◆ Task details ◆
Reproduce word for word the passage below on the changing attitude of Italian interventionists toward Russia.

In early summer, the attitude of the Italian interventionists towards Russia changed. One contribution to this change came from the government crisis, which was resolved with the resignation of Miljukov, and made clear not just the Soviets’ power but also the power of the peasant masses and the growing anti-war attitude. After the halting of the Italian offensive on the Karst plateau, responsibility was vehemently attributed to Russian military defection. From the left, the interventionist press vented its disappointment, in contrast with its initial hopes. It was said that Russia’s February had ceased to exist, because of a weak and inefficient government. Colajanni wrote that Russia «was no longer a state, or a nation, or a living organism» [15].

The Sicilian deputy followed the evolving events in Russia with both enthusiasm and confidence. When, at the beginning of July, came the news about the resumption of Russian’s military operations in Galicia, his newspaper criticised its own previous positions. Then, following the German counter-offensive and the successive insurrection in Petrograd, disappoint and pessimism were expressed. Colajanni connected the Russian defeat to the revolutionary action of the Leninists. The repression of uprisings and the measures taken by Kerensky's government were no longer enough for the resumption of the military offensive. The Russian myth was to serve as a warning against those who had wanted to leave people free to express dissent against the war [16].

◆ Data supplied ◆
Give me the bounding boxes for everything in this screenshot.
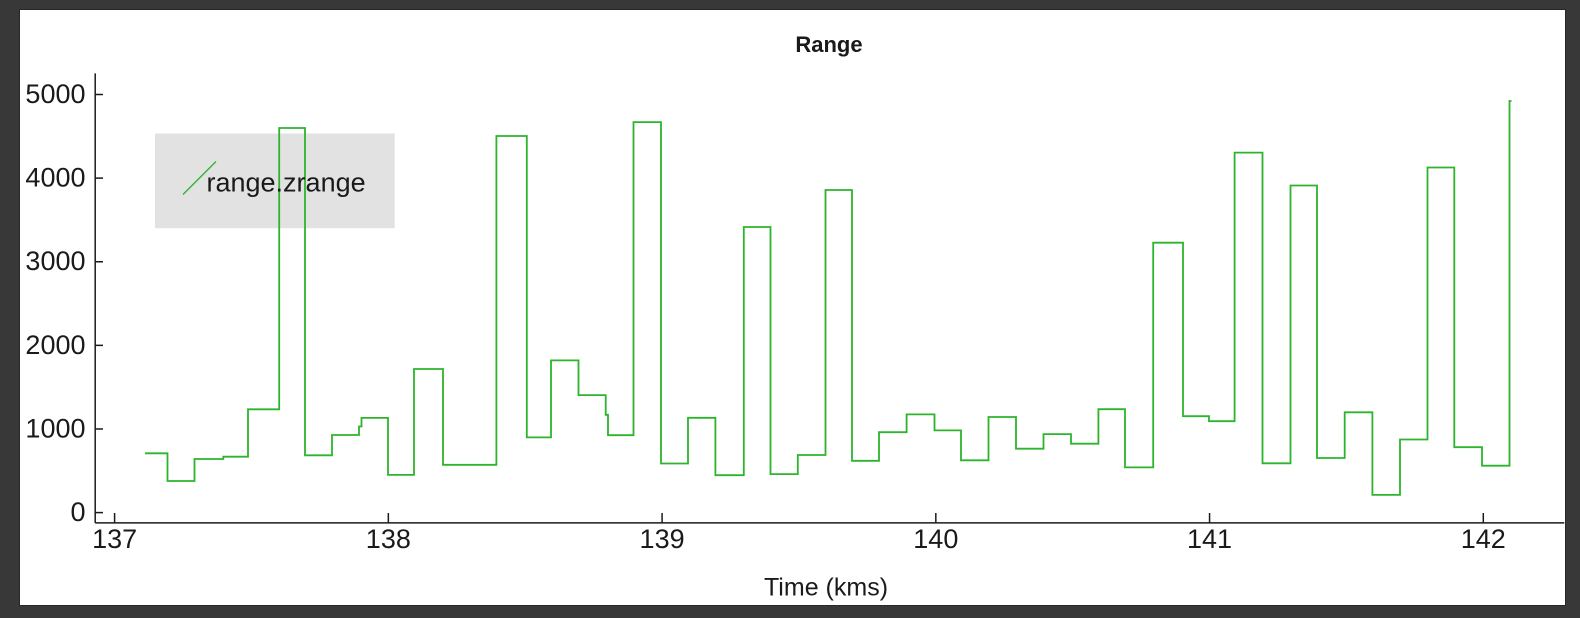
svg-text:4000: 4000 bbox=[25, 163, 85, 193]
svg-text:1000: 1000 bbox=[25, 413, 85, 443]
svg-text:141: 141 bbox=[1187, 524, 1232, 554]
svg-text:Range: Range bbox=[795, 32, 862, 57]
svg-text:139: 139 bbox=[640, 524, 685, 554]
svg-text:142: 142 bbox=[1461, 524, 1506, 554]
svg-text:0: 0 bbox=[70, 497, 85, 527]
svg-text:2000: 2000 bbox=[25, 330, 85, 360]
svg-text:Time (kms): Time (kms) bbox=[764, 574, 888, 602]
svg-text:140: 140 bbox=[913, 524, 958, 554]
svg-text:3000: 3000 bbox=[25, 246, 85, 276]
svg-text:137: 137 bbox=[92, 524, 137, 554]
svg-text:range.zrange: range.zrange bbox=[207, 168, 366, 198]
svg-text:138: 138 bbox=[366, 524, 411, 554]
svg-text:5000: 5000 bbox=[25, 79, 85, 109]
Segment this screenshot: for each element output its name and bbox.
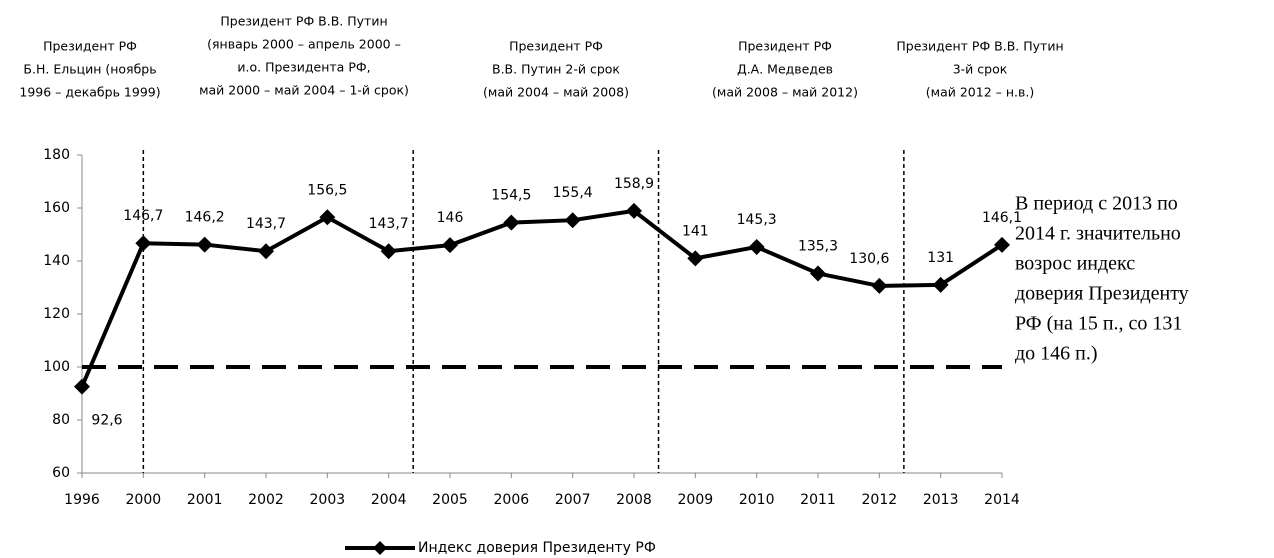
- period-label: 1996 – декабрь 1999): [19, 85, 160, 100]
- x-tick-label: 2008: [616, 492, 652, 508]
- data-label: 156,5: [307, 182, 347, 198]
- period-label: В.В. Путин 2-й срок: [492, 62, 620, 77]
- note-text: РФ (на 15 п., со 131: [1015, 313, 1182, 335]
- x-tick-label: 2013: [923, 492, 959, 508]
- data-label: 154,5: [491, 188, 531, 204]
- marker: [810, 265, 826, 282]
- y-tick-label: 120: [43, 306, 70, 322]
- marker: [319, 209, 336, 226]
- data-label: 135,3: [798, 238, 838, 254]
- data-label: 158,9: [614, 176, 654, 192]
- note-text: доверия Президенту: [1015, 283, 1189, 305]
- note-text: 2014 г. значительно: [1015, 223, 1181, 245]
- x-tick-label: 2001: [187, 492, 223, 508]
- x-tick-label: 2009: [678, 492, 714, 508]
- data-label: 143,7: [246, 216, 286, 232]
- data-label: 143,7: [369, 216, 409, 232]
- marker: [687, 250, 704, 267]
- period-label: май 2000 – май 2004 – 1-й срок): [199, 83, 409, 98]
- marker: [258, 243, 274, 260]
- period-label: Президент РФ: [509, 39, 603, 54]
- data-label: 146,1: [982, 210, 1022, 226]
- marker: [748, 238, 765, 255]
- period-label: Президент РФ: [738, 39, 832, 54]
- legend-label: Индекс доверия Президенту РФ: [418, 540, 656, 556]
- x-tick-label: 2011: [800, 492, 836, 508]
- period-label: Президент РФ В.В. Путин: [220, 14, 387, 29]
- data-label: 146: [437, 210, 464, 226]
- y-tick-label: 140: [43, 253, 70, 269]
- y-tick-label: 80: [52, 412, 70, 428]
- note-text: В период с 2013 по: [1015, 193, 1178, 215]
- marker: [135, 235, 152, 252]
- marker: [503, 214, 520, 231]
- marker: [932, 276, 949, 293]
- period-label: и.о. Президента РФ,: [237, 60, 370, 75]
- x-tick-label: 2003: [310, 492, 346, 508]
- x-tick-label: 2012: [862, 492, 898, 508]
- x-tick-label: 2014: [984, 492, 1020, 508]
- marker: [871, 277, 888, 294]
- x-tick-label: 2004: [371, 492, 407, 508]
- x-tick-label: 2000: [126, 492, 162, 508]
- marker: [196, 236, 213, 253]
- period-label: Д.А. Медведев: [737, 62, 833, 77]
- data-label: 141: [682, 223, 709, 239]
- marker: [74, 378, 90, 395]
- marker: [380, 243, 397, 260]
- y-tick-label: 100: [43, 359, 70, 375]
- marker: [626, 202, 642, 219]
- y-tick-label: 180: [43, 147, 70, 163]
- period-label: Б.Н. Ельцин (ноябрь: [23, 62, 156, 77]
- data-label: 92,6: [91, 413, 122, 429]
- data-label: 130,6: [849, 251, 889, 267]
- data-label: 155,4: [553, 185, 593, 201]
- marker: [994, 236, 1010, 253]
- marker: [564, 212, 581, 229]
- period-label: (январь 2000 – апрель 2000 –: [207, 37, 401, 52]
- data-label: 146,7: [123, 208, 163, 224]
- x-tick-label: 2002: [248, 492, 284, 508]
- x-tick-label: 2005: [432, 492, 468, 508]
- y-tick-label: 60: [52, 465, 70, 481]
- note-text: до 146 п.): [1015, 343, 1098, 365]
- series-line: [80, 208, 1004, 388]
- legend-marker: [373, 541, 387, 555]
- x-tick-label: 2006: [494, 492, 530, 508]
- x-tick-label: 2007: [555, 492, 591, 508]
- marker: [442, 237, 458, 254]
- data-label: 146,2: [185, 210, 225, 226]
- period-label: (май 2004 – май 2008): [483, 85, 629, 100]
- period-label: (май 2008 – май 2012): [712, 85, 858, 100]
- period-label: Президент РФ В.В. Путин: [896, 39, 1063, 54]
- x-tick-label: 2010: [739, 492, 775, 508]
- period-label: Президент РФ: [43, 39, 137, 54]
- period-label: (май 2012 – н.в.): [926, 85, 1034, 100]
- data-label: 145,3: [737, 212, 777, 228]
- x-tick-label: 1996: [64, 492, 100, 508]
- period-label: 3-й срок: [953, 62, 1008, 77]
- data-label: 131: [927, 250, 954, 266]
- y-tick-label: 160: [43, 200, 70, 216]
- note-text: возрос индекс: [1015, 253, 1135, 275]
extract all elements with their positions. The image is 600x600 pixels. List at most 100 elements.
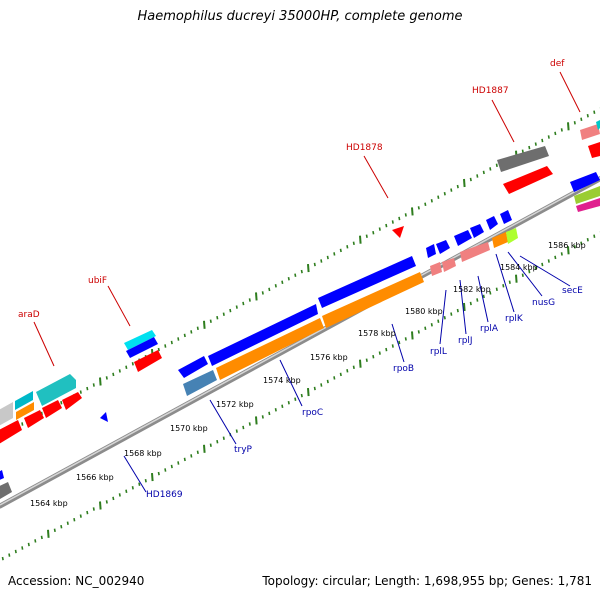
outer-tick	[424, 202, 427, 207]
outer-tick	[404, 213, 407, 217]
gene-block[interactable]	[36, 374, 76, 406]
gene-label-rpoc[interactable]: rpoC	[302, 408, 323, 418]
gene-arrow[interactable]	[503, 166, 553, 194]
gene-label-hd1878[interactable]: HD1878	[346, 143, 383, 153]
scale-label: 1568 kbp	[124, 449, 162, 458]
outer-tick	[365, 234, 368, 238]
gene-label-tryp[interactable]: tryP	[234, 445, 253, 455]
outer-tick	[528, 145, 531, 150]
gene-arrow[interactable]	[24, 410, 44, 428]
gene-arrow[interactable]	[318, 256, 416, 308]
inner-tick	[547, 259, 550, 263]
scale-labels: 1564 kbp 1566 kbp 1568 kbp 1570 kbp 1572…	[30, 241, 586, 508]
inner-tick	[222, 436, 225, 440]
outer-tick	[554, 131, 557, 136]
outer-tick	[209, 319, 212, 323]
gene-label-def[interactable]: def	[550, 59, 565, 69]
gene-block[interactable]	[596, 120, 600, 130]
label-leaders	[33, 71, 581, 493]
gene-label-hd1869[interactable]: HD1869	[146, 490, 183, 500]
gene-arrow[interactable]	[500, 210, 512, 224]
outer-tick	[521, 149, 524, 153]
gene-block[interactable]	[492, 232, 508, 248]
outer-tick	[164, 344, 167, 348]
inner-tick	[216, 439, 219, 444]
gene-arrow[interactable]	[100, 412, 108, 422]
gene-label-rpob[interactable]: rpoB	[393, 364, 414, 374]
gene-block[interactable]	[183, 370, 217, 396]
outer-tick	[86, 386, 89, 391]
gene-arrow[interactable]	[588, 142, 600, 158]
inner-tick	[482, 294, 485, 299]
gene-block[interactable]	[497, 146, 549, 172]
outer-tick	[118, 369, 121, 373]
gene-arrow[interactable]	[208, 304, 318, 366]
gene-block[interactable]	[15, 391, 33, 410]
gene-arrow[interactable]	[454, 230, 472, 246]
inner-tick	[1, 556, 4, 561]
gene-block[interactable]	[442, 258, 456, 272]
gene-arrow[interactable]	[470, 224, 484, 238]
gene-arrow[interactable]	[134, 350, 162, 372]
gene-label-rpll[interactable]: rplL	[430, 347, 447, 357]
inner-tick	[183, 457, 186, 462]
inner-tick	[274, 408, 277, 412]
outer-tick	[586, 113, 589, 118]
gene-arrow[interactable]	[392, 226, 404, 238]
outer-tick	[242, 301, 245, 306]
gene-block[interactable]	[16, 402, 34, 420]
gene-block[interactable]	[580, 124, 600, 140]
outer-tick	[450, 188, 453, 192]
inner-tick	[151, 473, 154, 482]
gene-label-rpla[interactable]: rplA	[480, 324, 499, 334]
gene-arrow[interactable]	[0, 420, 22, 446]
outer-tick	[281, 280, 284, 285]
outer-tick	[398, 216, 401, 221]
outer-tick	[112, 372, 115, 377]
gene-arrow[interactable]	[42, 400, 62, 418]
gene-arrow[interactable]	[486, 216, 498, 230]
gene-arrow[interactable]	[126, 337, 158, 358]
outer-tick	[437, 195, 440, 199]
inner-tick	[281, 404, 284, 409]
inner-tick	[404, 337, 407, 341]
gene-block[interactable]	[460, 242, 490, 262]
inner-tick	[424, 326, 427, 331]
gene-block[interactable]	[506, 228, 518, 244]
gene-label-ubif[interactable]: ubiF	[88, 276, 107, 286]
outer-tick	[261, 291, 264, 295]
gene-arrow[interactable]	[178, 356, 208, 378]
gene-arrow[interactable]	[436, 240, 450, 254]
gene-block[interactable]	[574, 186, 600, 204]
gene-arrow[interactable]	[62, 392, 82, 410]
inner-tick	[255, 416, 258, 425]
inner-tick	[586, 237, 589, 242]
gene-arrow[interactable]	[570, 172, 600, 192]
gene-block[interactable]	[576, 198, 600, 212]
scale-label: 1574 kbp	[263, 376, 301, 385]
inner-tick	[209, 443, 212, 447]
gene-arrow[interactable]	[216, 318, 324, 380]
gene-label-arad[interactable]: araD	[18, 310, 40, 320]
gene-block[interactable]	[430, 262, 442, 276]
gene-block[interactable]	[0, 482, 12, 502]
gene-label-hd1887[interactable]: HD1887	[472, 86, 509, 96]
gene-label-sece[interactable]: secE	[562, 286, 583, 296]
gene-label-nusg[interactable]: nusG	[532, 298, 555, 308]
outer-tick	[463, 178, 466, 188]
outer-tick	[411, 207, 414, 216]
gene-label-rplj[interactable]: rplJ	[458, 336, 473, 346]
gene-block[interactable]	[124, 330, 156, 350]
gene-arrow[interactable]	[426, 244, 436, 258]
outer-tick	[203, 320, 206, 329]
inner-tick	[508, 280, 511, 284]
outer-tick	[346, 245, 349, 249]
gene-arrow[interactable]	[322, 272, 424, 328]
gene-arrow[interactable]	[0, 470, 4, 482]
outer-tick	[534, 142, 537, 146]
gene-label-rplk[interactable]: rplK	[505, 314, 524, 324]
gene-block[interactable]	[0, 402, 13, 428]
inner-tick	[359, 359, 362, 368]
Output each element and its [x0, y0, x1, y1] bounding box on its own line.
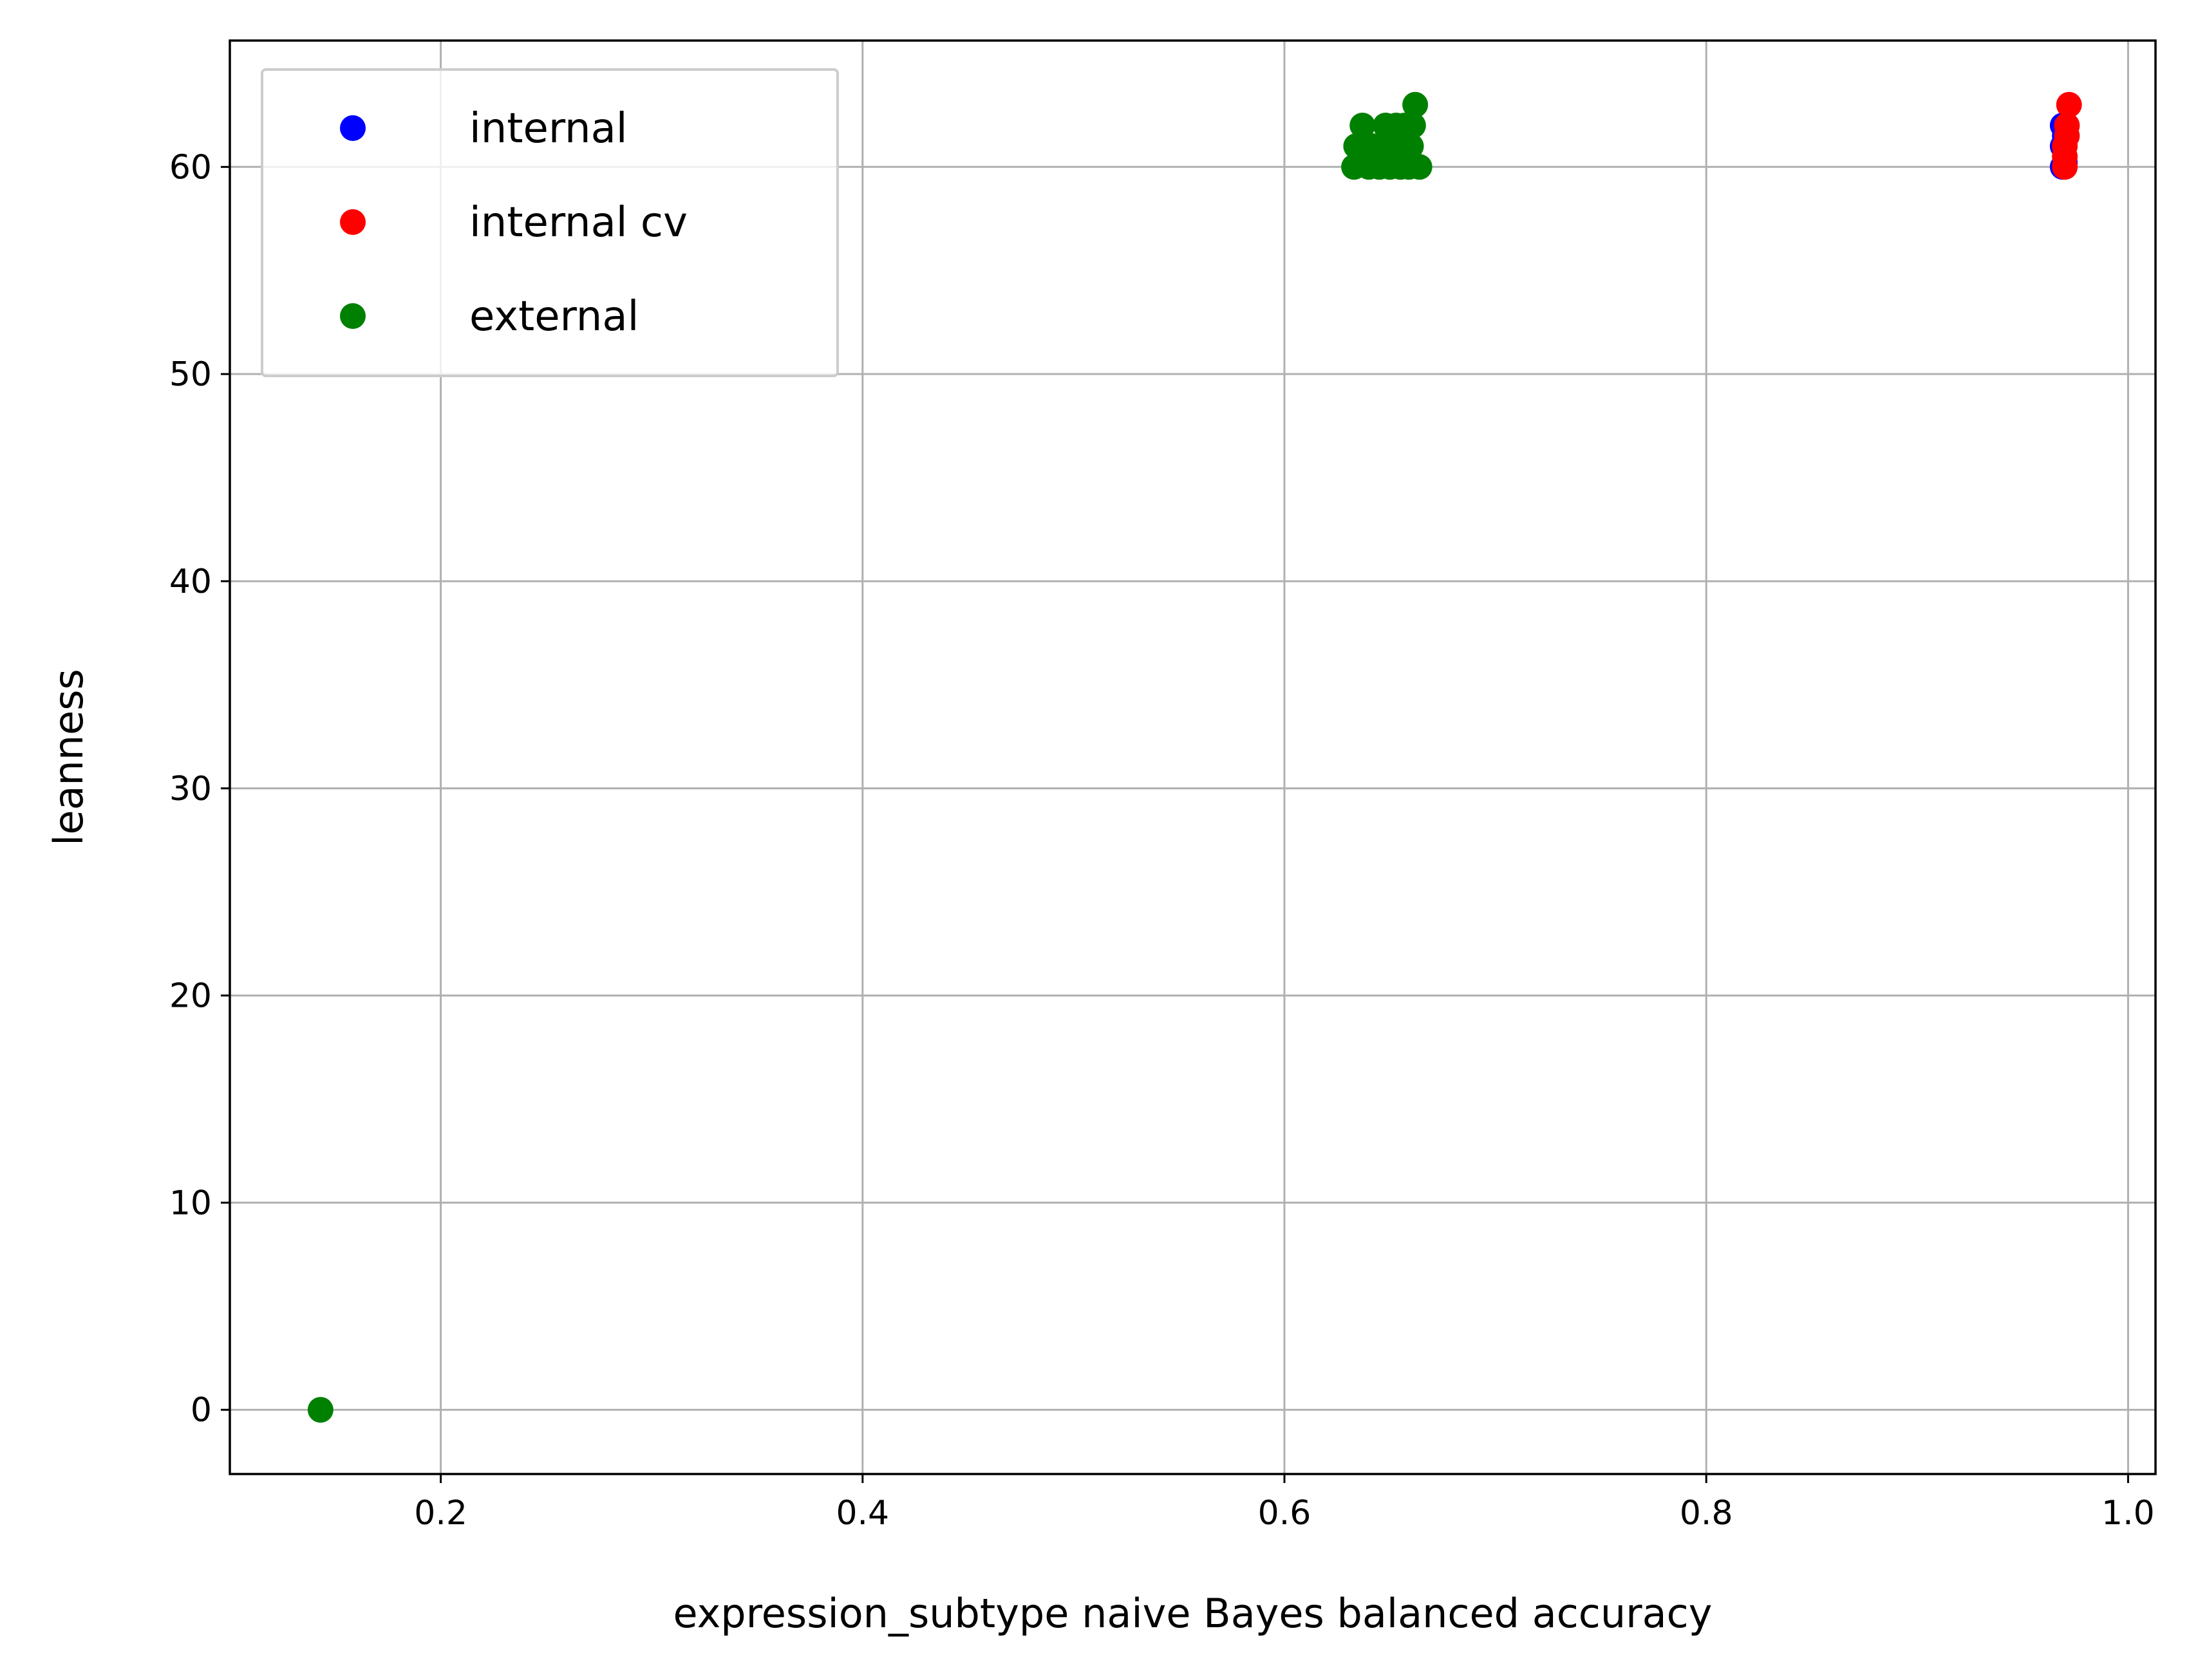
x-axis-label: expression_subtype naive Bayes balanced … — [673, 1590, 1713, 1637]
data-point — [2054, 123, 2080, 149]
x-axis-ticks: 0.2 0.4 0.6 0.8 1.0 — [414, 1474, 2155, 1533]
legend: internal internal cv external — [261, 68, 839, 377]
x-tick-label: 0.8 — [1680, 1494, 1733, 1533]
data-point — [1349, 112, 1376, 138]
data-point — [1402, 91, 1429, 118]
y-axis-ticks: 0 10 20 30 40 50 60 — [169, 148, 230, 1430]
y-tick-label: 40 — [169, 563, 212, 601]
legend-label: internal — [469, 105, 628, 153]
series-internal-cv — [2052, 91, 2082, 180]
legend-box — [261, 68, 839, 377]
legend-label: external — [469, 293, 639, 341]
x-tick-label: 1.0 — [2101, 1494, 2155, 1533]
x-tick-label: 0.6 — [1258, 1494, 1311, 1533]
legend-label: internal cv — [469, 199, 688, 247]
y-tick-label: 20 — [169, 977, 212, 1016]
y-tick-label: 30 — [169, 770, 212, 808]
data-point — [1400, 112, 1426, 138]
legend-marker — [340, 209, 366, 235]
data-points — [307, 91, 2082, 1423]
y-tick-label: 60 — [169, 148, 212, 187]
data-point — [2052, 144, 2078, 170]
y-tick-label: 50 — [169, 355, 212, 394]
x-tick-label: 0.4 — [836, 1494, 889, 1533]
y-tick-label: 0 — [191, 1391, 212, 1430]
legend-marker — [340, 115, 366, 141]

◆ Correct result ◆
In early summer, the attitude of the Italian interventionists towards Russia changed. One contribution to this change came from the government crisis, which was resolved with the resignation of Miljukov, and made clear not just the Soviets’ power but also the power of the peasant masses and the growing anti-war attitude. After the halting of the Italian offensive on the Karst plateau, responsibility was vehemently attributed to Russian military defection. From the left, the interventionist press vented its disappointment, in contrast with its initial hopes. It was said that Russia’s February had ceased to exist, because of a weak and inefficient government. Colajanni wrote that Russia «was no longer a state, or a nation, or a living organism» [15].

The Sicilian deputy followed the evolving events in Russia with both enthusiasm and confidence. When, at the beginning of July, came the news about the resumption of Russian’s military operations in Galicia, his newspaper criticised its own previous positions. Then, following the German counter-offensive and the successive insurrection in Petrograd, disappoint and pessimism were expressed. Colajanni connected the Russian defeat to the revolutionary action of the Leninists. The repression of uprisings and the measures taken by Kerensky's government were no longer enough for the resumption of the military offensive. The Russian myth was to serve as a warning against those who had wanted to leave people free to express dissent against the war [16].